===== RECORDED INFORMATION =====

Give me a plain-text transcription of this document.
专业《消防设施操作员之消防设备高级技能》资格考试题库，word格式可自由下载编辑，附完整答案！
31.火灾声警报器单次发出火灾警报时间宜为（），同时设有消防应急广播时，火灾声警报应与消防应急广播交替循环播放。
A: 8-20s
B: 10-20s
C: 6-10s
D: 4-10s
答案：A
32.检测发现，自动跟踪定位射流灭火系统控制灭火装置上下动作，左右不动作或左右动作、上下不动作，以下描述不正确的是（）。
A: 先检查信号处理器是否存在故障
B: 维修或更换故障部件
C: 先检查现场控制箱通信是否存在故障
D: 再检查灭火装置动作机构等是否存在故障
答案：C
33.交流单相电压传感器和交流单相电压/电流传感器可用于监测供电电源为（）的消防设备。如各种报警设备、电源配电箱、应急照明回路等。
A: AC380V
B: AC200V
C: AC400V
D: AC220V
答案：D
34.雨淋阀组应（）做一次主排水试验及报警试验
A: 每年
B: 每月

=====

WHAT THIS TASK INVOLVES -> Copy each line of the data exactly, leaving nothing out.

TASK RESULT ->
Give me a plain-text transcription of this document.
专业《消防设施操作员之消防设备高级技能》资格考试题库，word格式可自由下载编辑，附完整答案！
31.火灾声警报器单次发出火灾警报时间宜为（），同时设有消防应急广播时，火灾声警报应与消防应急广播交替循环播放。
A: 8-20s
B: 10-20s
C: 6-10s
D: 4-10s
答案：A
32.检测发现，自动跟踪定位射流灭火系统控制灭火装置上下动作，左右不动作或左右动作、上下不动作，以下描述不正确的是（）。
A: 先检查信号处理器是否存在故障
B: 维修或更换故障部件
C: 先检查现场控制箱通信是否存在故障
D: 再检查灭火装置动作机构等是否存在故障
答案：C
33.交流单相电压传感器和交流单相电压/电流传感器可用于监测供电电源为（）的消防设备。如各种报警设备、电源配电箱、应急照明回路等。
A: AC380V
B: AC200V
C: AC400V
D: AC220V
答案：D
34.雨淋阀组应（）做一次主排水试验及报警试验
A: 每年
B: 每月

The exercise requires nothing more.